What you are asked to do - In the listing below, locate the lines bearing the word "JSON". Copy every one of them.

--- Material ---

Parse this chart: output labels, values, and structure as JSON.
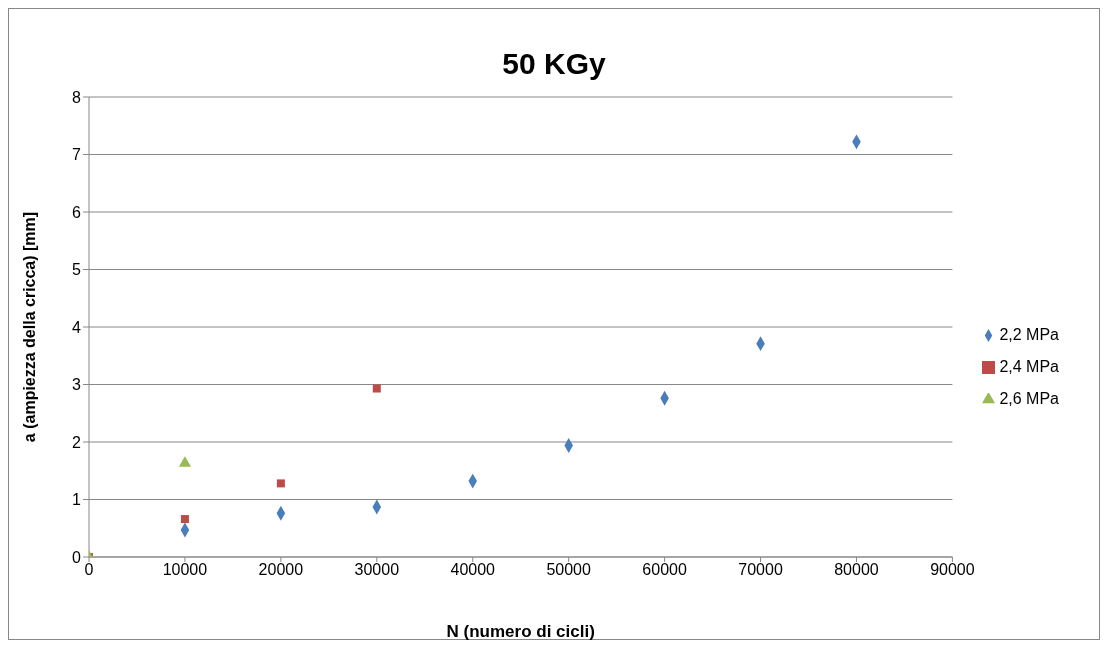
{
  "chart_data": {
    "type": "scatter",
    "title": "50 KGy",
    "xlabel": "N (numero di cicli)",
    "ylabel": "a (ampiezza della cricca) [mm]",
    "xlim": [
      0,
      90000
    ],
    "xticks": [
      0,
      10000,
      20000,
      30000,
      40000,
      50000,
      60000,
      70000,
      80000,
      90000
    ],
    "ylim": [
      0,
      8
    ],
    "yticks": [
      0,
      1,
      2,
      3,
      4,
      5,
      6,
      7,
      8
    ],
    "grid": "y",
    "legend": "right",
    "series": [
      {
        "name": "2,2 MPa",
        "color": "#4a7ebb",
        "marker": "diamond",
        "x": [
          10000,
          20000,
          30000,
          40000,
          50000,
          60000,
          70000,
          80000
        ],
        "values": [
          0.47,
          0.76,
          0.87,
          1.32,
          1.94,
          2.76,
          3.71,
          7.22
        ]
      },
      {
        "name": "2,4 MPa",
        "color": "#be4b48",
        "marker": "square",
        "x": [
          0,
          10000,
          20000,
          30000
        ],
        "values": [
          0,
          0.66,
          1.28,
          2.93
        ]
      },
      {
        "name": "2,6 MPa",
        "color": "#98b954",
        "marker": "triangle",
        "x": [
          0,
          10000
        ],
        "values": [
          0,
          1.63
        ]
      }
    ]
  }
}
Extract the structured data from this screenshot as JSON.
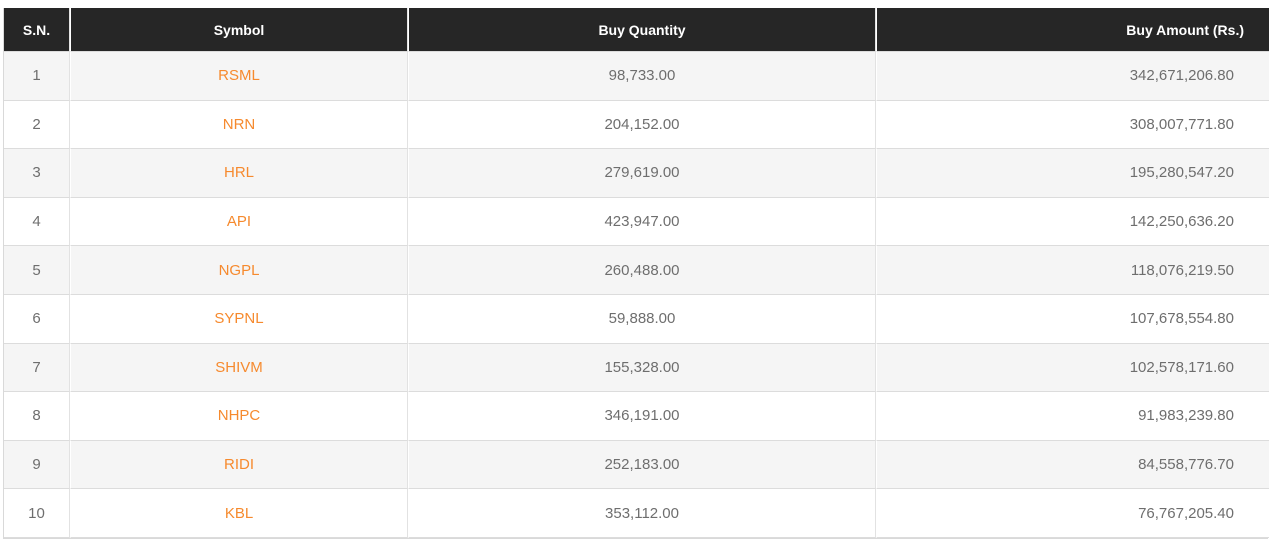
{
  "table": {
    "columns": [
      {
        "key": "sn",
        "label": "S.N."
      },
      {
        "key": "symbol",
        "label": "Symbol"
      },
      {
        "key": "qty",
        "label": "Buy Quantity"
      },
      {
        "key": "amount",
        "label": "Buy Amount (Rs.)"
      }
    ],
    "rows": [
      {
        "sn": "1",
        "symbol": "RSML",
        "qty": "98,733.00",
        "amount": "342,671,206.80"
      },
      {
        "sn": "2",
        "symbol": "NRN",
        "qty": "204,152.00",
        "amount": "308,007,771.80"
      },
      {
        "sn": "3",
        "symbol": "HRL",
        "qty": "279,619.00",
        "amount": "195,280,547.20"
      },
      {
        "sn": "4",
        "symbol": "API",
        "qty": "423,947.00",
        "amount": "142,250,636.20"
      },
      {
        "sn": "5",
        "symbol": "NGPL",
        "qty": "260,488.00",
        "amount": "118,076,219.50"
      },
      {
        "sn": "6",
        "symbol": "SYPNL",
        "qty": "59,888.00",
        "amount": "107,678,554.80"
      },
      {
        "sn": "7",
        "symbol": "SHIVM",
        "qty": "155,328.00",
        "amount": "102,578,171.60"
      },
      {
        "sn": "8",
        "symbol": "NHPC",
        "qty": "346,191.00",
        "amount": "91,983,239.80"
      },
      {
        "sn": "9",
        "symbol": "RIDI",
        "qty": "252,183.00",
        "amount": "84,558,776.70"
      },
      {
        "sn": "10",
        "symbol": "KBL",
        "qty": "353,112.00",
        "amount": "76,767,205.40"
      }
    ]
  },
  "colors": {
    "header_background": "#262626",
    "header_text": "#ffffff",
    "stripe_row_background": "#f5f5f5",
    "plain_row_background": "#ffffff",
    "body_text": "#6e6e6e",
    "symbol_accent": "#f68a2e",
    "grid_border": "#dcdcdc"
  }
}
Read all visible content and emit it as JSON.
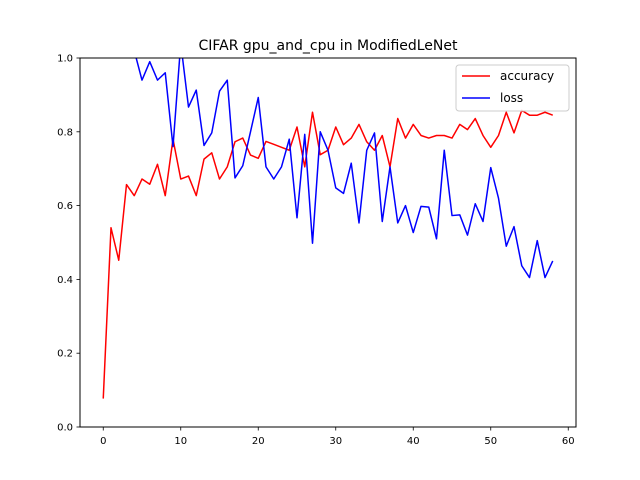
{
  "chart_data": {
    "type": "line",
    "title": "CIFAR gpu_and_cpu in ModifiedLeNet",
    "xlabel": "",
    "ylabel": "",
    "xlim": [
      -3,
      61
    ],
    "ylim": [
      0,
      1
    ],
    "x_ticks": [
      0,
      10,
      20,
      30,
      40,
      50,
      60
    ],
    "y_ticks": [
      "0.0",
      "0.2",
      "0.4",
      "0.6",
      "0.8",
      "1.0"
    ],
    "grid": false,
    "legend_position": "top-right",
    "series": [
      {
        "name": "accuracy",
        "color": "#ff0000",
        "x": [
          0,
          1,
          2,
          3,
          4,
          5,
          6,
          7,
          8,
          9,
          10,
          11,
          12,
          13,
          14,
          15,
          16,
          17,
          18,
          19,
          20,
          21,
          22,
          23,
          24,
          25,
          26,
          27,
          28,
          29,
          30,
          31,
          32,
          33,
          34,
          35,
          36,
          37,
          38,
          39,
          40,
          41,
          42,
          43,
          44,
          45,
          46,
          47,
          48,
          49,
          50,
          51,
          52,
          53,
          54,
          55,
          56,
          57,
          58
        ],
        "values": [
          0.077,
          0.54,
          0.452,
          0.657,
          0.627,
          0.672,
          0.658,
          0.712,
          0.627,
          0.78,
          0.672,
          0.68,
          0.627,
          0.726,
          0.743,
          0.672,
          0.705,
          0.773,
          0.783,
          0.737,
          0.728,
          0.774,
          0.766,
          0.758,
          0.75,
          0.813,
          0.705,
          0.853,
          0.738,
          0.75,
          0.813,
          0.765,
          0.783,
          0.82,
          0.773,
          0.75,
          0.79,
          0.705,
          0.836,
          0.783,
          0.82,
          0.79,
          0.783,
          0.79,
          0.79,
          0.783,
          0.82,
          0.806,
          0.836,
          0.79,
          0.758,
          0.79,
          0.853,
          0.797,
          0.858,
          0.845,
          0.845,
          0.853,
          0.845
        ]
      },
      {
        "name": "loss",
        "color": "#0000ff",
        "x": [
          4,
          5,
          6,
          7,
          8,
          9,
          10,
          11,
          12,
          13,
          14,
          15,
          16,
          17,
          18,
          19,
          20,
          21,
          22,
          23,
          24,
          25,
          26,
          27,
          28,
          29,
          30,
          31,
          32,
          33,
          34,
          35,
          36,
          37,
          38,
          39,
          40,
          41,
          42,
          43,
          44,
          45,
          46,
          47,
          48,
          49,
          50,
          51,
          52,
          53,
          54,
          55,
          56,
          57,
          58
        ],
        "values": [
          1.02,
          0.94,
          0.99,
          0.94,
          0.96,
          0.76,
          1.04,
          0.867,
          0.913,
          0.763,
          0.797,
          0.91,
          0.94,
          0.675,
          0.708,
          0.8,
          0.893,
          0.705,
          0.672,
          0.705,
          0.78,
          0.567,
          0.793,
          0.498,
          0.8,
          0.75,
          0.648,
          0.633,
          0.715,
          0.553,
          0.75,
          0.797,
          0.557,
          0.705,
          0.553,
          0.6,
          0.527,
          0.598,
          0.596,
          0.51,
          0.75,
          0.573,
          0.575,
          0.52,
          0.605,
          0.557,
          0.703,
          0.62,
          0.49,
          0.543,
          0.437,
          0.405,
          0.505,
          0.405,
          0.45
        ]
      }
    ]
  }
}
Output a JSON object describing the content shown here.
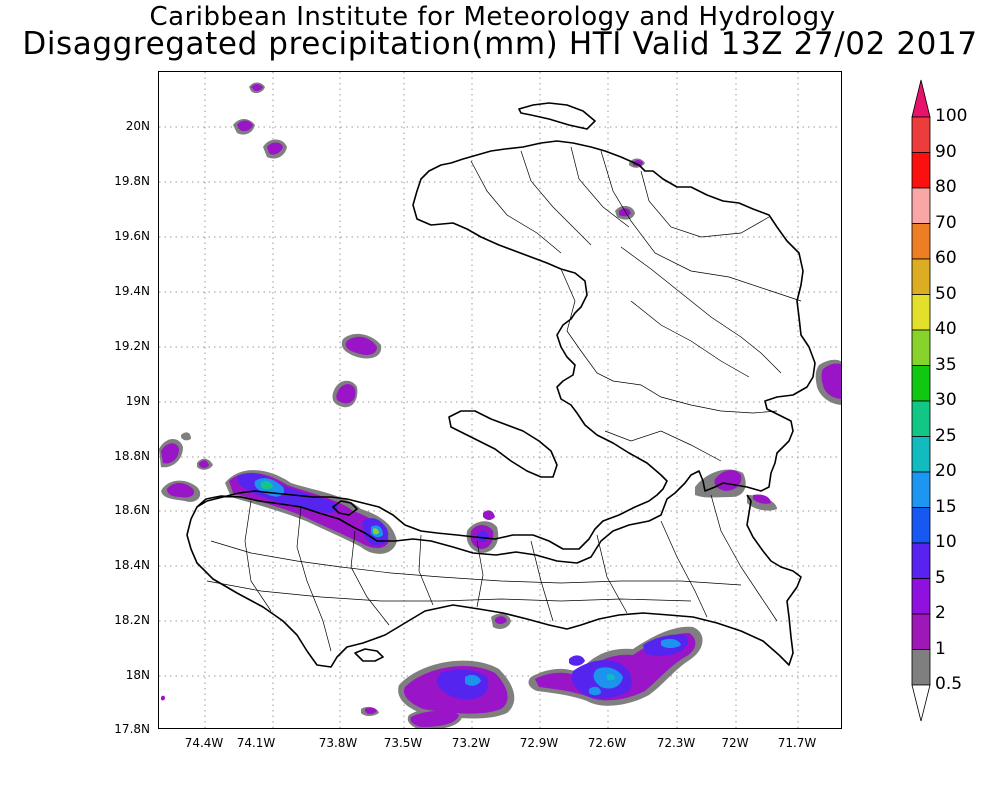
{
  "header": {
    "institute": "Caribbean Institute for Meteorology and Hydrology",
    "product": "Disaggregated precipitation(mm) HTI Valid 13Z 27/02 2017"
  },
  "map": {
    "lat_labels": [
      "20N",
      "19.8N",
      "19.6N",
      "19.4N",
      "19.2N",
      "19N",
      "18.8N",
      "18.6N",
      "18.4N",
      "18.2N",
      "18N",
      "17.8N"
    ],
    "lon_labels": [
      "74.4W",
      "74.1W",
      "73.8W",
      "73.5W",
      "73.2W",
      "72.9W",
      "72.6W",
      "72.3W",
      "72W",
      "71.7W"
    ],
    "lat_range": [
      17.8,
      20.2
    ],
    "lon_range": [
      -74.55,
      -71.55
    ],
    "gridlines": true
  },
  "legend": {
    "labels": [
      "100",
      "90",
      "80",
      "70",
      "60",
      "50",
      "40",
      "35",
      "30",
      "25",
      "20",
      "15",
      "10",
      "5",
      "2",
      "1",
      "0.5"
    ],
    "colors": {
      "100": "#e8116b",
      "90": "#ec3c3c",
      "80": "#fb1010",
      "70": "#f9a6a6",
      "60": "#ee7e24",
      "50": "#dcac22",
      "40": "#e2e02a",
      "35": "#88d22c",
      "30": "#10c810",
      "25": "#12c685",
      "20": "#12bbc0",
      "15": "#1c96f0",
      "10": "#1757f2",
      "5": "#5a22f0",
      "2": "#9010e0",
      "1": "#9e18b8",
      "0.5": "#7f7f7f"
    }
  }
}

---

Written response -
Parse this chart: output labels, values, and structure as JSON.
Extract the structured data from this screenshot as JSON.
Read all visible content and emit it as JSON.
Output a JSON object describing the content shown here.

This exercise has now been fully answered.